# WORK INSTRUCTIONS
Could you transcribe the material below exactly, without leaving out a single line?
## Start INFORMATION PROVIDED
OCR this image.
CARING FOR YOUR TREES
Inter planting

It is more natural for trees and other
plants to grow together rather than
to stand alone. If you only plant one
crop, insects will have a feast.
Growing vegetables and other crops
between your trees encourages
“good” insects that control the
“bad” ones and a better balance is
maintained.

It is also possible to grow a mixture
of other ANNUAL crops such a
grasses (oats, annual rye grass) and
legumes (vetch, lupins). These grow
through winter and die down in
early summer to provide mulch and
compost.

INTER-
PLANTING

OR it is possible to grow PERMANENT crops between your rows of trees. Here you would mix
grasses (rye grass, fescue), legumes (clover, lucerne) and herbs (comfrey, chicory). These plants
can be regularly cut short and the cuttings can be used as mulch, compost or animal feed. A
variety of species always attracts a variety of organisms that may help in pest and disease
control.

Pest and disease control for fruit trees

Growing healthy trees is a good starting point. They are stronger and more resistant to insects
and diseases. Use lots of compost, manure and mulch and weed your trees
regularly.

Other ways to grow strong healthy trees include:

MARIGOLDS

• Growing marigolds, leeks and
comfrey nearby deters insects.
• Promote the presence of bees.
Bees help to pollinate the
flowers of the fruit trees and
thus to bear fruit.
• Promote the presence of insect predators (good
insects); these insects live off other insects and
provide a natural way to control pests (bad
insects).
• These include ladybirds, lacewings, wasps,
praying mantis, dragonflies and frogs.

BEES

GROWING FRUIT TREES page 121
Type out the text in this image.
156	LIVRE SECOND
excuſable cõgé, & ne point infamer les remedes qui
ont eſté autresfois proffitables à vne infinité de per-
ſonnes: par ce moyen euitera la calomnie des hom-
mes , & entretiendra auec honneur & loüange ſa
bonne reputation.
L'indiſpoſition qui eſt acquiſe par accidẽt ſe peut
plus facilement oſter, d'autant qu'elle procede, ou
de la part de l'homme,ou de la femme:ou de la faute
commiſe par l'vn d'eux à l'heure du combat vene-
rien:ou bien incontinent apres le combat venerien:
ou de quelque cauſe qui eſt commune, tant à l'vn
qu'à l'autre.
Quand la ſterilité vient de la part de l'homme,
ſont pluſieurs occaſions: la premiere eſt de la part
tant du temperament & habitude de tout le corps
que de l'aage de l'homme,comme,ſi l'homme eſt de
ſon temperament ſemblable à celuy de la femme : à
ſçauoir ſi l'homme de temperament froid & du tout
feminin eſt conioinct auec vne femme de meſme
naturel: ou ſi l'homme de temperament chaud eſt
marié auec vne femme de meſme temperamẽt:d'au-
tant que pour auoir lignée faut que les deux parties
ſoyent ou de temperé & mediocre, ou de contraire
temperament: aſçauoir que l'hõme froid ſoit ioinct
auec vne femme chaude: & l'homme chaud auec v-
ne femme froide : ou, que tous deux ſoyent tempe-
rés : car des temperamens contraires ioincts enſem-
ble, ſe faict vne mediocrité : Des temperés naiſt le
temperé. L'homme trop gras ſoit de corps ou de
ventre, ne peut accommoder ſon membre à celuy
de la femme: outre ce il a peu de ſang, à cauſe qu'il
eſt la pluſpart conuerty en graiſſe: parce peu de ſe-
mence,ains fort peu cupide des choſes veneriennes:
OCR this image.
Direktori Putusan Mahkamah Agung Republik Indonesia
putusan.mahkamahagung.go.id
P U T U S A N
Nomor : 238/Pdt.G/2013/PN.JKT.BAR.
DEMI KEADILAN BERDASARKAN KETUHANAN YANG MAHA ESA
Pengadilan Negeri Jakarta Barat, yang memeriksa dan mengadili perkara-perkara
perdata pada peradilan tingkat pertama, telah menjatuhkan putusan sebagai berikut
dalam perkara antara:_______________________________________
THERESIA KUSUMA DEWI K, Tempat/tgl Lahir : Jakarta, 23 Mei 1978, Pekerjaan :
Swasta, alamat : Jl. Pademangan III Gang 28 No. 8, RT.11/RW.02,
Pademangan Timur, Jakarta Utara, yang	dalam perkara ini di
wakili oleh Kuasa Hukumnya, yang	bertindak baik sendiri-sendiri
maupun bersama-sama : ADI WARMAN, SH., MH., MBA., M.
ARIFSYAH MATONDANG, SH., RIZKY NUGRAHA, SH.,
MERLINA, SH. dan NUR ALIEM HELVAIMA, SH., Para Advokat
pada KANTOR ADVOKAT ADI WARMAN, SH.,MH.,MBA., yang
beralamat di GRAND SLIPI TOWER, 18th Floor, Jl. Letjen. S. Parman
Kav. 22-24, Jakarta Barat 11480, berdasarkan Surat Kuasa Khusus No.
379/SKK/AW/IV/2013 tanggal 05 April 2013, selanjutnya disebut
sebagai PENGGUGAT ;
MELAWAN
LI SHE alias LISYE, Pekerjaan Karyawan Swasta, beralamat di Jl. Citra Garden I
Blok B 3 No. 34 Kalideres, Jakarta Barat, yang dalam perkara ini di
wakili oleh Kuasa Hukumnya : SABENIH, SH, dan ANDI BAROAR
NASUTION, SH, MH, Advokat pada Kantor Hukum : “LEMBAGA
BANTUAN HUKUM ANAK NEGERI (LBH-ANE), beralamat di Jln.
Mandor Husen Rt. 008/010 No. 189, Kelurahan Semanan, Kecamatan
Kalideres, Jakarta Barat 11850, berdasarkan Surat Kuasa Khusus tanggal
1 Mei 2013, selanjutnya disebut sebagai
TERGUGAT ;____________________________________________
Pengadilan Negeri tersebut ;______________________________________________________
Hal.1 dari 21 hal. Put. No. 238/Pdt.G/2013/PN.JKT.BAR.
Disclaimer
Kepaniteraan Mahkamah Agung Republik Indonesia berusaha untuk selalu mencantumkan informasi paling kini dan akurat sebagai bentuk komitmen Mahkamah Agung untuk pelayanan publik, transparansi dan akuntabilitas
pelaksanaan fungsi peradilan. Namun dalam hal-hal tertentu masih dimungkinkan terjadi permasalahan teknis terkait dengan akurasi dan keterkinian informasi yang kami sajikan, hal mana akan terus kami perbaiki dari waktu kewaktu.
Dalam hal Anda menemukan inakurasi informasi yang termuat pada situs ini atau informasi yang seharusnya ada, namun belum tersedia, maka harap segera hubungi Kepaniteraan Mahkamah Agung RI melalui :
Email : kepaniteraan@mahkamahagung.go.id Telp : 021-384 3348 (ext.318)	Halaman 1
## End INFORMATION PROVIDED
# RESPONSE TO THE TASK
OCR this image.
CARING FOR YOUR TREES
Inter planting

It is more natural for trees and other
plants to grow together rather than
to stand alone. If you only plant one
crop, insects will have a feast.
Growing vegetables and other crops
between your trees encourages
“good” insects that control the
“bad” ones and a better balance is
maintained.

It is also possible to grow a mixture
of other ANNUAL crops such a
grasses (oats, annual rye grass) and
legumes (vetch, lupins). These grow
through winter and die down in
early summer to provide mulch and
compost.

INTER-
PLANTING

OR it is possible to grow PERMANENT crops between your rows of trees. Here you would mix
grasses (rye grass, fescue), legumes (clover, lucerne) and herbs (comfrey, chicory). These plants
can be regularly cut short and the cuttings can be used as mulch, compost or animal feed. A
variety of species always attracts a variety of organisms that may help in pest and disease
control.

Pest and disease control for fruit trees

Growing healthy trees is a good starting point. They are stronger and more resistant to insects
and diseases. Use lots of compost, manure and mulch and weed your trees
regularly.

Other ways to grow strong healthy trees include:

MARIGOLDS

• Growing marigolds, leeks and
comfrey nearby deters insects.
• Promote the presence of bees.
Bees help to pollinate the
flowers of the fruit trees and
thus to bear fruit.
• Promote the presence of insect predators (good
insects); these insects live off other insects and
provide a natural way to control pests (bad
insects).
• These include ladybirds, lacewings, wasps,
praying mantis, dragonflies and frogs.

BEES

GROWING FRUIT TREES page 121
Type out the text in this image.
156	LIVRE SECOND
excuſable cõgé, & ne point infamer les remedes qui
ont eſté autresfois proffitables à vne infinité de per-
ſonnes: par ce moyen euitera la calomnie des hom-
mes , & entretiendra auec honneur & loüange ſa
bonne reputation.
L'indiſpoſition qui eſt acquiſe par accidẽt ſe peut
plus facilement oſter, d'autant qu'elle procede, ou
de la part de l'homme,ou de la femme:ou de la faute
commiſe par l'vn d'eux à l'heure du combat vene-
rien:ou bien incontinent apres le combat venerien:
ou de quelque cauſe qui eſt commune, tant à l'vn
qu'à l'autre.
Quand la ſterilité vient de la part de l'homme,
ſont pluſieurs occaſions: la premiere eſt de la part
tant du temperament & habitude de tout le corps
que de l'aage de l'homme,comme,ſi l'homme eſt de
ſon temperament ſemblable à celuy de la femme : à
ſçauoir ſi l'homme de temperament froid & du tout
feminin eſt conioinct auec vne femme de meſme
naturel: ou ſi l'homme de temperament chaud eſt
marié auec vne femme de meſme temperamẽt:d'au-
tant que pour auoir lignée faut que les deux parties
ſoyent ou de temperé & mediocre, ou de contraire
temperament: aſçauoir que l'hõme froid ſoit ioinct
auec vne femme chaude: & l'homme chaud auec v-
ne femme froide : ou, que tous deux ſoyent tempe-
rés : car des temperamens contraires ioincts enſem-
ble, ſe faict vne mediocrité : Des temperés naiſt le
temperé. L'homme trop gras ſoit de corps ou de
ventre, ne peut accommoder ſon membre à celuy
de la femme: outre ce il a peu de ſang, à cauſe qu'il
eſt la pluſpart conuerty en graiſſe: parce peu de ſe-
mence,ains fort peu cupide des choſes veneriennes:
OCR this image.
Direktori Putusan Mahkamah Agung Republik Indonesia
putusan.mahkamahagung.go.id
P U T U S A N
Nomor : 238/Pdt.G/2013/PN.JKT.BAR.
DEMI KEADILAN BERDASARKAN KETUHANAN YANG MAHA ESA
Pengadilan Negeri Jakarta Barat, yang memeriksa dan mengadili perkara-perkara
perdata pada peradilan tingkat pertama, telah menjatuhkan putusan sebagai berikut
dalam perkara antara:_______________________________________
THERESIA KUSUMA DEWI K, Tempat/tgl Lahir : Jakarta, 23 Mei 1978, Pekerjaan :
Swasta, alamat : Jl. Pademangan III Gang 28 No. 8, RT.11/RW.02,
Pademangan Timur, Jakarta Utara, yang	dalam perkara ini di
wakili oleh Kuasa Hukumnya, yang	bertindak baik sendiri-sendiri
maupun bersama-sama : ADI WARMAN, SH., MH., MBA., M.
ARIFSYAH MATONDANG, SH., RIZKY NUGRAHA, SH.,
MERLINA, SH. dan NUR ALIEM HELVAIMA, SH., Para Advokat
pada KANTOR ADVOKAT ADI WARMAN, SH.,MH.,MBA., yang
beralamat di GRAND SLIPI TOWER, 18th Floor, Jl. Letjen. S. Parman
Kav. 22-24, Jakarta Barat 11480, berdasarkan Surat Kuasa Khusus No.
379/SKK/AW/IV/2013 tanggal 05 April 2013, selanjutnya disebut
sebagai PENGGUGAT ;
MELAWAN
LI SHE alias LISYE, Pekerjaan Karyawan Swasta, beralamat di Jl. Citra Garden I
Blok B 3 No. 34 Kalideres, Jakarta Barat, yang dalam perkara ini di
wakili oleh Kuasa Hukumnya : SABENIH, SH, dan ANDI BAROAR
NASUTION, SH, MH, Advokat pada Kantor Hukum : “LEMBAGA
BANTUAN HUKUM ANAK NEGERI (LBH-ANE), beralamat di Jln.
Mandor Husen Rt. 008/010 No. 189, Kelurahan Semanan, Kecamatan
Kalideres, Jakarta Barat 11850, berdasarkan Surat Kuasa Khusus tanggal
1 Mei 2013, selanjutnya disebut sebagai
TERGUGAT ;____________________________________________
Pengadilan Negeri tersebut ;______________________________________________________
Hal.1 dari 21 hal. Put. No. 238/Pdt.G/2013/PN.JKT.BAR.
Disclaimer
Kepaniteraan Mahkamah Agung Republik Indonesia berusaha untuk selalu mencantumkan informasi paling kini dan akurat sebagai bentuk komitmen Mahkamah Agung untuk pelayanan publik, transparansi dan akuntabilitas
pelaksanaan fungsi peradilan. Namun dalam hal-hal tertentu masih dimungkinkan terjadi permasalahan teknis terkait dengan akurasi dan keterkinian informasi yang kami sajikan, hal mana akan terus kami perbaiki dari waktu kewaktu.
Dalam hal Anda menemukan inakurasi informasi yang termuat pada situs ini atau informasi yang seharusnya ada, namun belum tersedia, maka harap segera hubungi Kepaniteraan Mahkamah Agung RI melalui :
Email : kepaniteraan@mahkamahagung.go.id Telp : 021-384 3348 (ext.318)	Halaman 1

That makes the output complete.